Extracted records:

^^^^

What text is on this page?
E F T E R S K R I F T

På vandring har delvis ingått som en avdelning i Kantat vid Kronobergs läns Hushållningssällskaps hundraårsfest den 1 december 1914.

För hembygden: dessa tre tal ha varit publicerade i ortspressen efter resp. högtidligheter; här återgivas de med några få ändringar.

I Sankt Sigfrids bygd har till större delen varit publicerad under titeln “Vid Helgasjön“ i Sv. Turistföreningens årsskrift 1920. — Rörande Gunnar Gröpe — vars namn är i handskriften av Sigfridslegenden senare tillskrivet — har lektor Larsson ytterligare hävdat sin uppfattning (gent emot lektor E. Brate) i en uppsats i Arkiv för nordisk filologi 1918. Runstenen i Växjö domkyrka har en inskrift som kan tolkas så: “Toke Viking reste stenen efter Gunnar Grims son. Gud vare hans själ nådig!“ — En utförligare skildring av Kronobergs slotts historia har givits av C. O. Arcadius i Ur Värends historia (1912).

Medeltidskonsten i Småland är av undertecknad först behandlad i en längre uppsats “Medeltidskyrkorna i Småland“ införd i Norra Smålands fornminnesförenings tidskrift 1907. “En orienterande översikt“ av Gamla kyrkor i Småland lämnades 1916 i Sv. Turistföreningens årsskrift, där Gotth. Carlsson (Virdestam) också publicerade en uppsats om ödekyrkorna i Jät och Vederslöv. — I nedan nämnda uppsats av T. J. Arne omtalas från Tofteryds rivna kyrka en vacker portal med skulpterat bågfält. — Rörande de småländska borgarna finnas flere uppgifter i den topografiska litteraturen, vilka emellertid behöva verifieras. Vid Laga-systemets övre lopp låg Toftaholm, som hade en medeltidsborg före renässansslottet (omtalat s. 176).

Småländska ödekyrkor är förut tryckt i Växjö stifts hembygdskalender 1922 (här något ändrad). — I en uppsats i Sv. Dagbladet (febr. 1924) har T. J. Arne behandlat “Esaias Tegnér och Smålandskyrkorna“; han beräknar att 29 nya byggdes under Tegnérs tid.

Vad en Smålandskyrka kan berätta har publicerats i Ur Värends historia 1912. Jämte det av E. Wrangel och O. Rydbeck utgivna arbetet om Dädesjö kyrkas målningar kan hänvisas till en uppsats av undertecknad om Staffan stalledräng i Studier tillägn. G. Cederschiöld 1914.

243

^^^^

_THE PROBLEM_
Make an exact copy of every line in the data.

_EXPECTED ANSWER_
What text is on this page?
E F T E R S K R I F T

På vandring har delvis ingått som en avdelning i Kantat vid Kronobergs läns Hushållningssällskaps hundraårsfest den 1 december 1914.

För hembygden: dessa tre tal ha varit publicerade i ortspressen efter resp. högtidligheter; här återgivas de med några få ändringar.

I Sankt Sigfrids bygd har till större delen varit publicerad under titeln “Vid Helgasjön“ i Sv. Turistföreningens årsskrift 1920. — Rörande Gunnar Gröpe — vars namn är i handskriften av Sigfridslegenden senare tillskrivet — har lektor Larsson ytterligare hävdat sin uppfattning (gent emot lektor E. Brate) i en uppsats i Arkiv för nordisk filologi 1918. Runstenen i Växjö domkyrka har en inskrift som kan tolkas så: “Toke Viking reste stenen efter Gunnar Grims son. Gud vare hans själ nådig!“ — En utförligare skildring av Kronobergs slotts historia har givits av C. O. Arcadius i Ur Värends historia (1912).

Medeltidskonsten i Småland är av undertecknad först behandlad i en längre uppsats “Medeltidskyrkorna i Småland“ införd i Norra Smålands fornminnesförenings tidskrift 1907. “En orienterande översikt“ av Gamla kyrkor i Småland lämnades 1916 i Sv. Turistföreningens årsskrift, där Gotth. Carlsson (Virdestam) också publicerade en uppsats om ödekyrkorna i Jät och Vederslöv. — I nedan nämnda uppsats av T. J. Arne omtalas från Tofteryds rivna kyrka en vacker portal med skulpterat bågfält. — Rörande de småländska borgarna finnas flere uppgifter i den topografiska litteraturen, vilka emellertid behöva verifieras. Vid Laga-systemets övre lopp låg Toftaholm, som hade en medeltidsborg före renässansslottet (omtalat s. 176).

Småländska ödekyrkor är förut tryckt i Växjö stifts hembygdskalender 1922 (här något ändrad). — I en uppsats i Sv. Dagbladet (febr. 1924) har T. J. Arne behandlat “Esaias Tegnér och Smålandskyrkorna“; han beräknar att 29 nya byggdes under Tegnérs tid.

Vad en Smålandskyrka kan berätta har publicerats i Ur Värends historia 1912. Jämte det av E. Wrangel och O. Rydbeck utgivna arbetet om Dädesjö kyrkas målningar kan hänvisas till en uppsats av undertecknad om Staffan stalledräng i Studier tillägn. G. Cederschiöld 1914.

243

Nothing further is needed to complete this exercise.